Print the entries below word for word; the pictures stay out of your copy.

--- begin RECORDS FOR THE EXERCISE ---

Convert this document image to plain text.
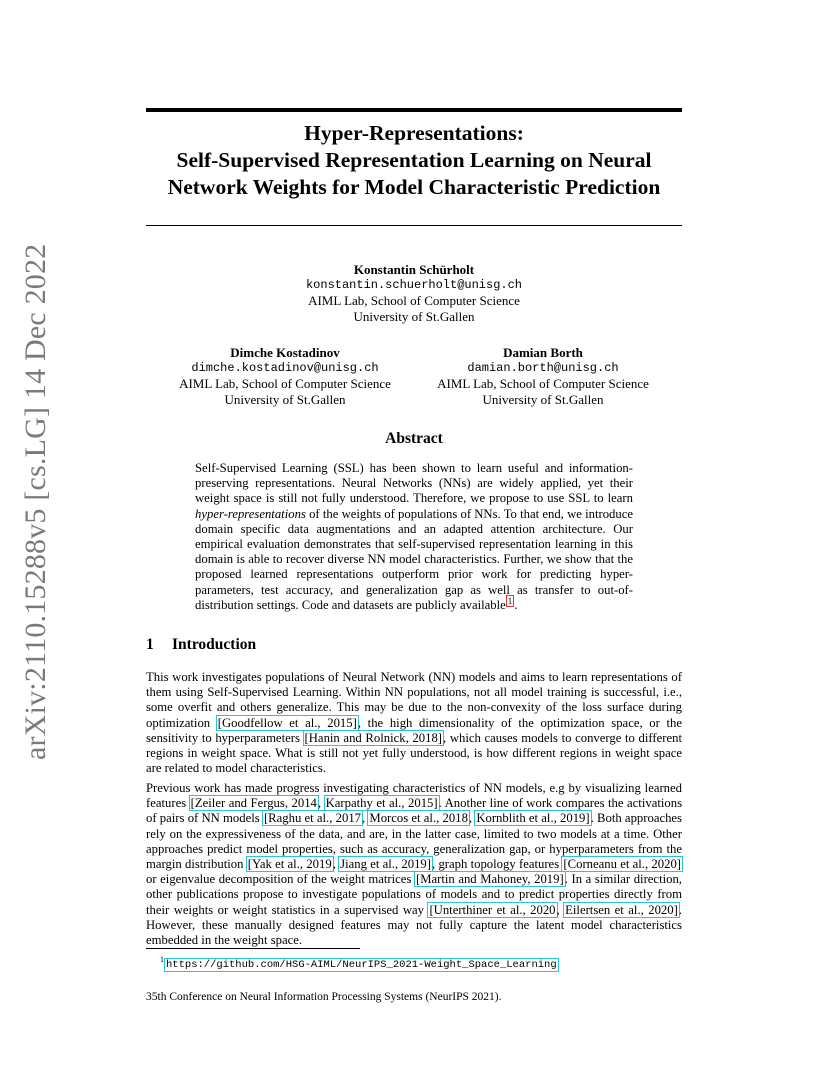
arXiv:2110.15288v5 [cs.LG] 14 Dec 2022
Hyper-Representations:
Self-Supervised Representation Learning on Neural
Network Weights for Model Characteristic Prediction
Konstantin Schürholt
konstantin.schuerholt@unisg.ch
AIML Lab, School of Computer Science
University of St.Gallen
Dimche Kostadinov
dimche.kostadinov@unisg.ch
AIML Lab, School of Computer Science
University of St.Gallen
Damian Borth
damian.borth@unisg.ch
AIML Lab, School of Computer Science
University of St.Gallen
Abstract
Self-Supervised Learning (SSL) has been shown to learn useful and information-preserving representations. Neural Networks (NNs) are widely applied, yet their weight space is still not fully understood. Therefore, we propose to use SSL to learn hyper-representations of the weights of populations of NNs. To that end, we introduce domain specific data augmentations and an adapted attention architecture. Our empirical evaluation demonstrates that self-supervised representation learning in this domain is able to recover diverse NN model characteristics. Further, we show that the proposed learned representations outperform prior work for predicting hyper-parameters, test accuracy, and generalization gap as well as transfer to out-of-distribution settings. Code and datasets are publicly available $^1$ .
1 Introduction
This work investigates populations of Neural Network (NN) models and aims to learn representations of them using Self-Supervised Learning. Within NN populations, not all model training is successful, i.e., some overfit and others generalize. This may be due to the non-convexity of the loss surface during optimization [Goodfellow et al., 2015], the high dimensionality of the optimization space, or the sensitivity to hyperparameters [Hanin and Rolnick, 2018], which causes models to converge to different regions in weight space. What is still not yet fully understood, is how different regions in weight space are related to model characteristics.
Previous work has made progress investigating characteristics of NN models, e.g by visualizing learned features [Zeiler and Fergus, 2014, Karpathy et al., 2015]. Another line of work compares the activations of pairs of NN models [Raghu et al., 2017, Morcos et al., 2018, Kornblith et al., 2019]. Both approaches rely on the expressiveness of the data, and are, in the latter case, limited to two models at a time. Other approaches predict model properties, such as accuracy, generalization gap, or hyperparameters from the margin distribution [Yak et al., 2019, Jiang et al., 2019], graph topology features [Corneanu et al., 2020] or eigenvalue decomposition of the weight matrices [Martin and Mahoney, 2019]. In a similar direction, other publications propose to investigate populations of models and to predict properties directly from their weights or weight statistics in a supervised way [Unterthiner et al., 2020, Eilertsen et al., 2020]. However, these manually designed features may not fully capture the latent model characteristics embedded in the weight space.
$^1$ https://github.com/HSG-AIML/NeurIPS_2021-Weight_Space_Learning
35th Conference on Neural Information Processing Systems (NeurIPS 2021).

--- end RECORDS FOR THE EXERCISE ---

## WRITTEN SOLUTION:
Convert this document image to plain text.
arXiv:2110.15288v5 [cs.LG] 14 Dec 2022
Hyper-Representations:
Self-Supervised Representation Learning on Neural
Network Weights for Model Characteristic Prediction
Konstantin Schürholt
konstantin.schuerholt@unisg.ch
AIML Lab, School of Computer Science
University of St.Gallen
Dimche Kostadinov
dimche.kostadinov@unisg.ch
AIML Lab, School of Computer Science
University of St.Gallen
Damian Borth
damian.borth@unisg.ch
AIML Lab, School of Computer Science
University of St.Gallen
Abstract
Self-Supervised Learning (SSL) has been shown to learn useful and information-preserving representations. Neural Networks (NNs) are widely applied, yet their weight space is still not fully understood. Therefore, we propose to use SSL to learn hyper-representations of the weights of populations of NNs. To that end, we introduce domain specific data augmentations and an adapted attention architecture. Our empirical evaluation demonstrates that self-supervised representation learning in this domain is able to recover diverse NN model characteristics. Further, we show that the proposed learned representations outperform prior work for predicting hyper-parameters, test accuracy, and generalization gap as well as transfer to out-of-distribution settings. Code and datasets are publicly available $^1$ .
1 Introduction
This work investigates populations of Neural Network (NN) models and aims to learn representations of them using Self-Supervised Learning. Within NN populations, not all model training is successful, i.e., some overfit and others generalize. This may be due to the non-convexity of the loss surface during optimization [Goodfellow et al., 2015], the high dimensionality of the optimization space, or the sensitivity to hyperparameters [Hanin and Rolnick, 2018], which causes models to converge to different regions in weight space. What is still not yet fully understood, is how different regions in weight space are related to model characteristics.
Previous work has made progress investigating characteristics of NN models, e.g by visualizing learned features [Zeiler and Fergus, 2014, Karpathy et al., 2015]. Another line of work compares the activations of pairs of NN models [Raghu et al., 2017, Morcos et al., 2018, Kornblith et al., 2019]. Both approaches rely on the expressiveness of the data, and are, in the latter case, limited to two models at a time. Other approaches predict model properties, such as accuracy, generalization gap, or hyperparameters from the margin distribution [Yak et al., 2019, Jiang et al., 2019], graph topology features [Corneanu et al., 2020] or eigenvalue decomposition of the weight matrices [Martin and Mahoney, 2019]. In a similar direction, other publications propose to investigate populations of models and to predict properties directly from their weights or weight statistics in a supervised way [Unterthiner et al., 2020, Eilertsen et al., 2020]. However, these manually designed features may not fully capture the latent model characteristics embedded in the weight space.
$^1$ https://github.com/HSG-AIML/NeurIPS_2021-Weight_Space_Learning
35th Conference on Neural Information Processing Systems (NeurIPS 2021).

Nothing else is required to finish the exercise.